Structured figure records
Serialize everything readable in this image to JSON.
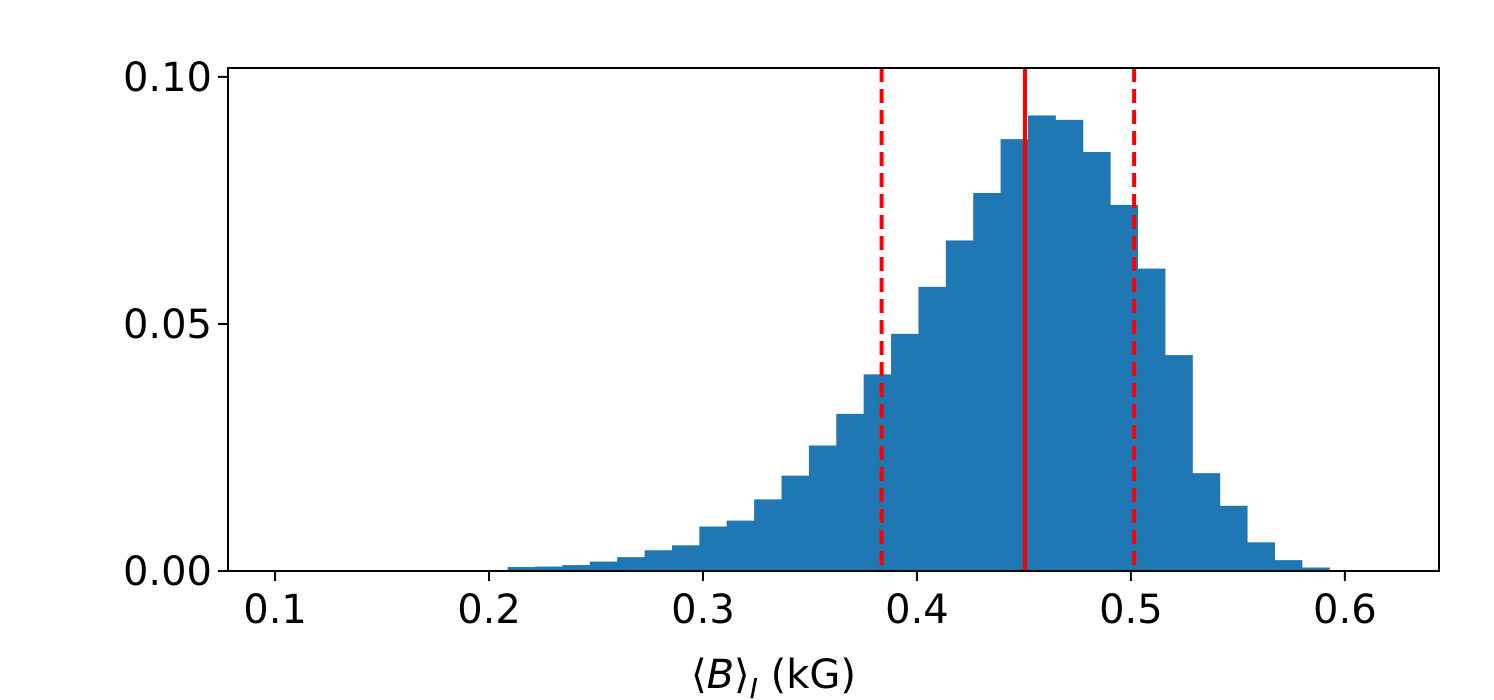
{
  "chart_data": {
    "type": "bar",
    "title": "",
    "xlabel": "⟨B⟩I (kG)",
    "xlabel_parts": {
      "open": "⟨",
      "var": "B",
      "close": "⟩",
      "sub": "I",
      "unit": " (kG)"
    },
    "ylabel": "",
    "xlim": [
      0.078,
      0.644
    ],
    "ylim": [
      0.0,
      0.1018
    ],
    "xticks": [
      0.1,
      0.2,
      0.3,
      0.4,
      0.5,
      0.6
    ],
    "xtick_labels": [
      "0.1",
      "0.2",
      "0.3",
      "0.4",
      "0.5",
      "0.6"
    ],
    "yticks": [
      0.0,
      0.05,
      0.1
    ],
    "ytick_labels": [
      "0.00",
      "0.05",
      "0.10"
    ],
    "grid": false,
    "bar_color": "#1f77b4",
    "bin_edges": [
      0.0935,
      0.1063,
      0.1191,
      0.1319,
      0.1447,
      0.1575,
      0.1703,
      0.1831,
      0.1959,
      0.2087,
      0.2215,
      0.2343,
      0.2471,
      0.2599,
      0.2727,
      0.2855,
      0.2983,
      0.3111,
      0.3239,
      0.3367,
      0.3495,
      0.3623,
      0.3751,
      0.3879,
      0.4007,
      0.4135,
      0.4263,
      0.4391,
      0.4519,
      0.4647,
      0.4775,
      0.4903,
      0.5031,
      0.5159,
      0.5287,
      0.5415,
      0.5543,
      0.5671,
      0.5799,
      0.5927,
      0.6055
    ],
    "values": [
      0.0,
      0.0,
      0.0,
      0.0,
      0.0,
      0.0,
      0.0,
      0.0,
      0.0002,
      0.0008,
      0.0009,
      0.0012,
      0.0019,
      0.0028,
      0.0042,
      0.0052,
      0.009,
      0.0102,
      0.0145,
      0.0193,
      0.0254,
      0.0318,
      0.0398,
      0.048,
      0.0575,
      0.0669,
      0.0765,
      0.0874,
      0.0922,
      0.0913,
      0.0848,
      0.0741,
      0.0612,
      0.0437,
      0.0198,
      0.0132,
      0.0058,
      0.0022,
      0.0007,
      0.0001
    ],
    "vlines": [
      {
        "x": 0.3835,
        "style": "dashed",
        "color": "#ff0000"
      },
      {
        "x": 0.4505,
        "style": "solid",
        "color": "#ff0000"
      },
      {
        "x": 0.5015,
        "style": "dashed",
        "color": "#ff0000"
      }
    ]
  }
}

* * *

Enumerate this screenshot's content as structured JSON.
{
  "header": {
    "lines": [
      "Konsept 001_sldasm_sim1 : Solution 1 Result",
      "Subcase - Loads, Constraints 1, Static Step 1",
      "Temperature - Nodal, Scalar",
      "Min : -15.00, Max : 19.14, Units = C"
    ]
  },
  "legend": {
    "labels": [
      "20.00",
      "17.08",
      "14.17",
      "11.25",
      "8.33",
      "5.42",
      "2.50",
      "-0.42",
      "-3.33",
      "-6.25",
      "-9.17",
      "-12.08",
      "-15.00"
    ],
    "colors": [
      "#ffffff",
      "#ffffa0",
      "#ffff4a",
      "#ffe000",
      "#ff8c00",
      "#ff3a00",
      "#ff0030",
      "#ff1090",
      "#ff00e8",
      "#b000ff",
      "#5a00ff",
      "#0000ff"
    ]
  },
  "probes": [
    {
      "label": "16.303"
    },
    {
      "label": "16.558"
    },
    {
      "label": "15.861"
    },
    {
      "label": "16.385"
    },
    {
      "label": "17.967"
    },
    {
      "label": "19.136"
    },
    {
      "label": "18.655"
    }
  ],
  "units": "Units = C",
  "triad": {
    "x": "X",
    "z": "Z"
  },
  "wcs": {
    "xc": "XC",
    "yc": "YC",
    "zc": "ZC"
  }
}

> The task
Go through the records. Copy each line where "this" appears.

> Exercise result
Serialize everything readable in this image to JSON.
Enumerate this screenshot's content as structured JSON.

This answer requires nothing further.